▸ Records for this task:
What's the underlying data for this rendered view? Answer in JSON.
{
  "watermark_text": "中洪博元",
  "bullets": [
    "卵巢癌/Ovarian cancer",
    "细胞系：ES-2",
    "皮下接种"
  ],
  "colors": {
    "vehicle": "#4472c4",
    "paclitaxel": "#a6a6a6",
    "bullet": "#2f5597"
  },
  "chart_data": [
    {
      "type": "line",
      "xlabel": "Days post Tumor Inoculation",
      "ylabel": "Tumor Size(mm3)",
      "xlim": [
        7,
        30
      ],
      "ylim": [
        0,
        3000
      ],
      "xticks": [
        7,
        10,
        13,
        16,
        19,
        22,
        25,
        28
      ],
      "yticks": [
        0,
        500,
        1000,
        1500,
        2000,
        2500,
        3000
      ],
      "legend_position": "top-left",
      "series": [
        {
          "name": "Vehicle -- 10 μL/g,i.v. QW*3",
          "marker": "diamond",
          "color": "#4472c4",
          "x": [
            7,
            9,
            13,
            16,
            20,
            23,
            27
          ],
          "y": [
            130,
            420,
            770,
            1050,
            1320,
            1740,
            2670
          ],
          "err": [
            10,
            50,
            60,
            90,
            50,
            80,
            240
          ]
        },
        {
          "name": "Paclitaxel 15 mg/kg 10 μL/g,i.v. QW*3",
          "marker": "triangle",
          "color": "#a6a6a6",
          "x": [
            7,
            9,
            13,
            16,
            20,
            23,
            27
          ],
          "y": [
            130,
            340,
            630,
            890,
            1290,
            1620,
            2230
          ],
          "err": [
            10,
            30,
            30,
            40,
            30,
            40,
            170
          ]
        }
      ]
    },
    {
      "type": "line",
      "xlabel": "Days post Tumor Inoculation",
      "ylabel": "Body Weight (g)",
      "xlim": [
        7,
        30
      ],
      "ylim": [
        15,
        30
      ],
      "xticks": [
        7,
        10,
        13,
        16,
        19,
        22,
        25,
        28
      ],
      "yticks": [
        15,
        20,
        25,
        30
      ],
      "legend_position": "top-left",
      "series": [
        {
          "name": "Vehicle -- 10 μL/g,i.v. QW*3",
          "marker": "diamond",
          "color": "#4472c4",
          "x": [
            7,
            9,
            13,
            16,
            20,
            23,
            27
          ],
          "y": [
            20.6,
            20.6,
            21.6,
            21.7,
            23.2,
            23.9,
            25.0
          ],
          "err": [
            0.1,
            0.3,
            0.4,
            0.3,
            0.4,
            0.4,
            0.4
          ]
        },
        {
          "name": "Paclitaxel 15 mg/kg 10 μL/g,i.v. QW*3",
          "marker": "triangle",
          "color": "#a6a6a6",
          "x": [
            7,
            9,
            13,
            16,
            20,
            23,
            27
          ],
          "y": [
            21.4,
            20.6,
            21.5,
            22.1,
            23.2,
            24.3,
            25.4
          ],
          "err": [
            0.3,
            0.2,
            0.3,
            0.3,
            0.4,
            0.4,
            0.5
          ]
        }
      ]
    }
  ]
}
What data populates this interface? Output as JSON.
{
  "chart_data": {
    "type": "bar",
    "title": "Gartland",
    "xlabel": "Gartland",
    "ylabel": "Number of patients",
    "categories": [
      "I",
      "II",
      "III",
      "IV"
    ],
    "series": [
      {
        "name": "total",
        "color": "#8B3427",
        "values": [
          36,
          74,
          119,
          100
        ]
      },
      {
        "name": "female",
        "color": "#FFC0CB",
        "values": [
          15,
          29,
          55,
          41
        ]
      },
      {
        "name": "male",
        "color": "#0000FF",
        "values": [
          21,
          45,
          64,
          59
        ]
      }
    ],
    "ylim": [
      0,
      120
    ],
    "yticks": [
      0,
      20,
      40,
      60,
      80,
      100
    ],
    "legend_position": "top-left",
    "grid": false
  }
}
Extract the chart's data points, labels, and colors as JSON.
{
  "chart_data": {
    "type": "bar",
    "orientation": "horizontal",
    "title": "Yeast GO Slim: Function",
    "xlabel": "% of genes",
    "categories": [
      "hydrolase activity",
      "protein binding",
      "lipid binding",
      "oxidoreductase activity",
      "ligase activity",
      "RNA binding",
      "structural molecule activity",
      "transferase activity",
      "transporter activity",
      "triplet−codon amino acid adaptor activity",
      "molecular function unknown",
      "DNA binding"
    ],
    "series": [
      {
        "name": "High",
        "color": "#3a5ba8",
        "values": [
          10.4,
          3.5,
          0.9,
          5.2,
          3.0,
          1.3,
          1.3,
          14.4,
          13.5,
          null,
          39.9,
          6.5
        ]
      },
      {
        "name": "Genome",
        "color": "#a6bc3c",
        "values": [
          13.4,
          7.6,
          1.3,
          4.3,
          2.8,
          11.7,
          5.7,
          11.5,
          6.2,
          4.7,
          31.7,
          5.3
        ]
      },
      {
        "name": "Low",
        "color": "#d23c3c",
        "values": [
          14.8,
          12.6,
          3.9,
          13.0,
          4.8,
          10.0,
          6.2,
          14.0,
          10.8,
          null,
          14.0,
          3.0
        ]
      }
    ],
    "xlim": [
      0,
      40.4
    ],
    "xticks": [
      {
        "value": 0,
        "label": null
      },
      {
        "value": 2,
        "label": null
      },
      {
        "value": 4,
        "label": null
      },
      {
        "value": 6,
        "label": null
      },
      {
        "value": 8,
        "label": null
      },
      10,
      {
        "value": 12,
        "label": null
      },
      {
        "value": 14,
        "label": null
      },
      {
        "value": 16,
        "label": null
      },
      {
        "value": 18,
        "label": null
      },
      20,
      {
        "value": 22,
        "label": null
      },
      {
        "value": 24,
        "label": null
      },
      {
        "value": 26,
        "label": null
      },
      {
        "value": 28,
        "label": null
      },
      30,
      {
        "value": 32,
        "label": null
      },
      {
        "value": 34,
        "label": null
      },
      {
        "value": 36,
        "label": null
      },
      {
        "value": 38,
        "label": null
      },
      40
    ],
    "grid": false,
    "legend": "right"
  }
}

▸ Exercise directions:
Within the listing, how many lines hold the word "JSON"? Answer with the number by itself.

▸ Task response:
3